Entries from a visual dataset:
################

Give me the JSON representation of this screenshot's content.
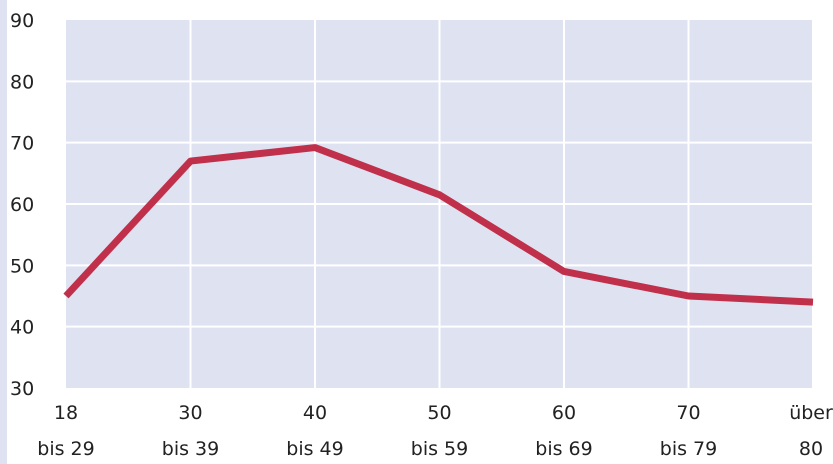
{
  "chart_data": {
    "type": "line",
    "categories": [
      [
        "18",
        "bis 29"
      ],
      [
        "30",
        "bis 39"
      ],
      [
        "40",
        "bis 49"
      ],
      [
        "50",
        "bis 59"
      ],
      [
        "60",
        "bis 69"
      ],
      [
        "70",
        "bis 79"
      ],
      [
        "über",
        "80"
      ]
    ],
    "series": [
      {
        "values": [
          45,
          67,
          69.2,
          61.5,
          49,
          45,
          44
        ]
      }
    ],
    "yticks": [
      "30",
      "40",
      "50",
      "60",
      "70",
      "80",
      "90"
    ],
    "ylim": [
      30,
      90
    ],
    "grid": true,
    "colors": {
      "plot_background": "#dfe3f1",
      "grid": "#ffffff",
      "line": "#c0304a",
      "left_strip": "#dfe3f1"
    }
  }
}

################

STATED PROBLEM | Can the entries above be repeated exactly, without their pictures?

RESULT OF THE EXERCISE |
Give me the JSON representation of this screenshot's content.
{
  "chart_data": {
    "type": "line",
    "categories": [
      [
        "18",
        "bis 29"
      ],
      [
        "30",
        "bis 39"
      ],
      [
        "40",
        "bis 49"
      ],
      [
        "50",
        "bis 59"
      ],
      [
        "60",
        "bis 69"
      ],
      [
        "70",
        "bis 79"
      ],
      [
        "über",
        "80"
      ]
    ],
    "series": [
      {
        "values": [
          45,
          67,
          69.2,
          61.5,
          49,
          45,
          44
        ]
      }
    ],
    "yticks": [
      "30",
      "40",
      "50",
      "60",
      "70",
      "80",
      "90"
    ],
    "ylim": [
      30,
      90
    ],
    "grid": true,
    "colors": {
      "plot_background": "#dfe3f1",
      "grid": "#ffffff",
      "line": "#c0304a",
      "left_strip": "#dfe3f1"
    }
  }
}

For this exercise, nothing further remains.